### What the task requires:
Tally the lines with the word "运动员能跳得高的原因之一" and report the number alone.

(Data entries)

──────────────────────────────

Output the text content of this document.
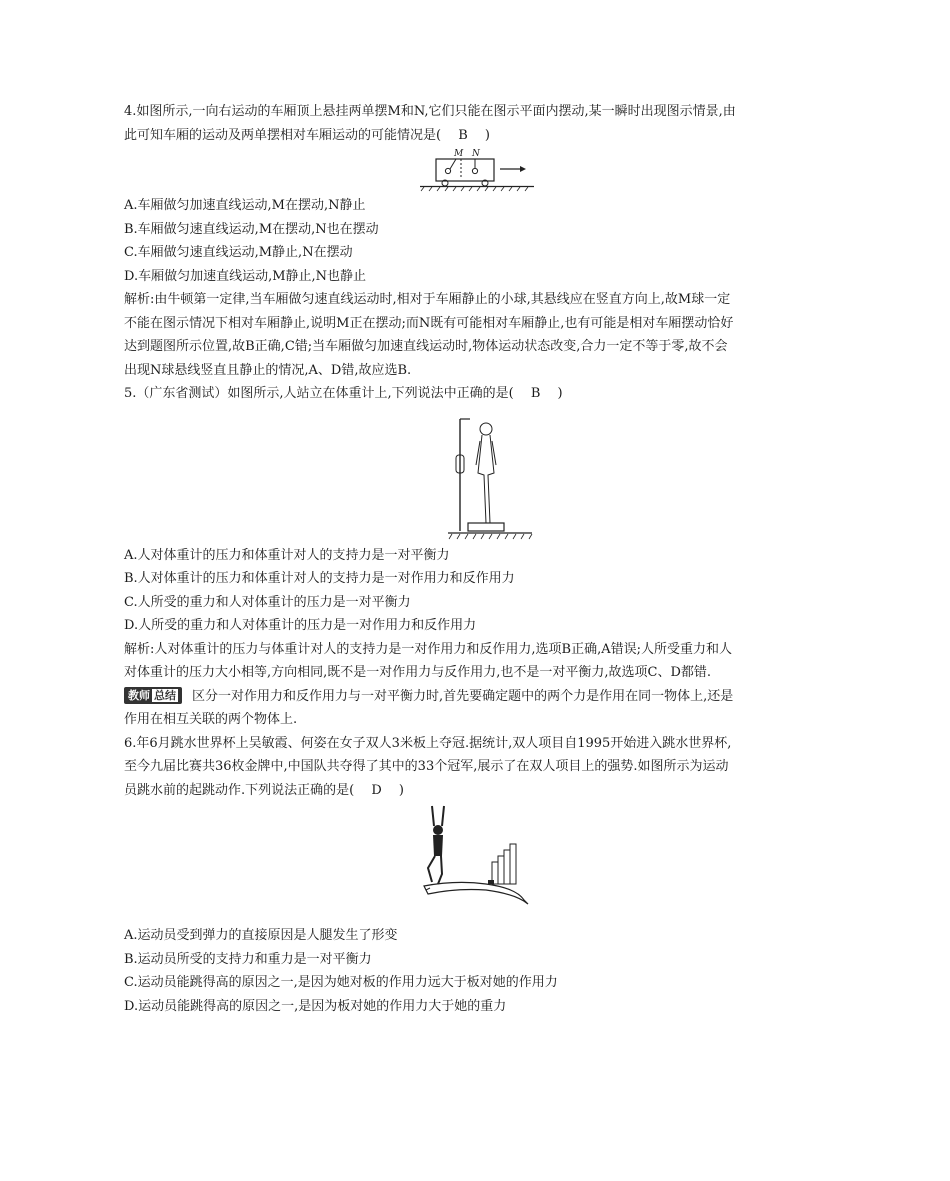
4.如图所示,一向右运动的车厢顶上悬挂两单摆M和N,它们只能在图示平面内摆动,某一瞬时出现图示情景,由
此可知车厢的运动及两单摆相对车厢运动的可能情况是(　 B　 )
M N
A.车厢做匀加速直线运动,M在摆动,N静止
B.车厢做匀速直线运动,M在摆动,N也在摆动
C.车厢做匀速直线运动,M静止,N在摆动
D.车厢做匀加速直线运动,M静止,N也静止
解析:由牛顿第一定律,当车厢做匀速直线运动时,相对于车厢静止的小球,其悬线应在竖直方向上,故M球一定
不能在图示情况下相对车厢静止,说明M正在摆动;而N既有可能相对车厢静止,也有可能是相对车厢摆动恰好
达到题图所示位置,故B正确,C错;当车厢做匀加速直线运动时,物体运动状态改变,合力一定不等于零,故不会
出现N球悬线竖直且静止的情况,A、D错,故应选B.
5.（广东省测试）如图所示,人站立在体重计上,下列说法中正确的是(　 B　 )
A.人对体重计的压力和体重计对人的支持力是一对平衡力
B.人对体重计的压力和体重计对人的支持力是一对作用力和反作用力
C.人所受的重力和人对体重计的压力是一对平衡力
D.人所受的重力和人对体重计的压力是一对作用力和反作用力
解析:人对体重计的压力与体重计对人的支持力是一对作用力和反作用力,选项B正确,A错误;人所受重力和人
对体重计的压力大小相等,方向相同,既不是一对作用力与反作用力,也不是一对平衡力,故选项C、D都错.
教师 总结 区分一对作用力和反作用力与一对平衡力时,首先要确定题中的两个力是作用在同一物体上,还是
作用在相互关联的两个物体上.
6.年6月跳水世界杯上吴敏霞、何姿在女子双人3米板上夺冠.据统计,双人项目自1995开始进入跳水世界杯,
至今九届比赛共36枚金牌中,中国队共夺得了其中的33个冠军,展示了在双人项目上的强势.如图所示为运动
员跳水前的起跳动作.下列说法正确的是(　 D　 )
A.运动员受到弹力的直接原因是人腿发生了形变
B.运动员所受的支持力和重力是一对平衡力
C.运动员能跳得高的原因之一,是因为她对板的作用力远大于板对她的作用力
D.运动员能跳得高的原因之一,是因为板对她的作用力大于她的重力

──────────────────────────────

### Exercise result:
2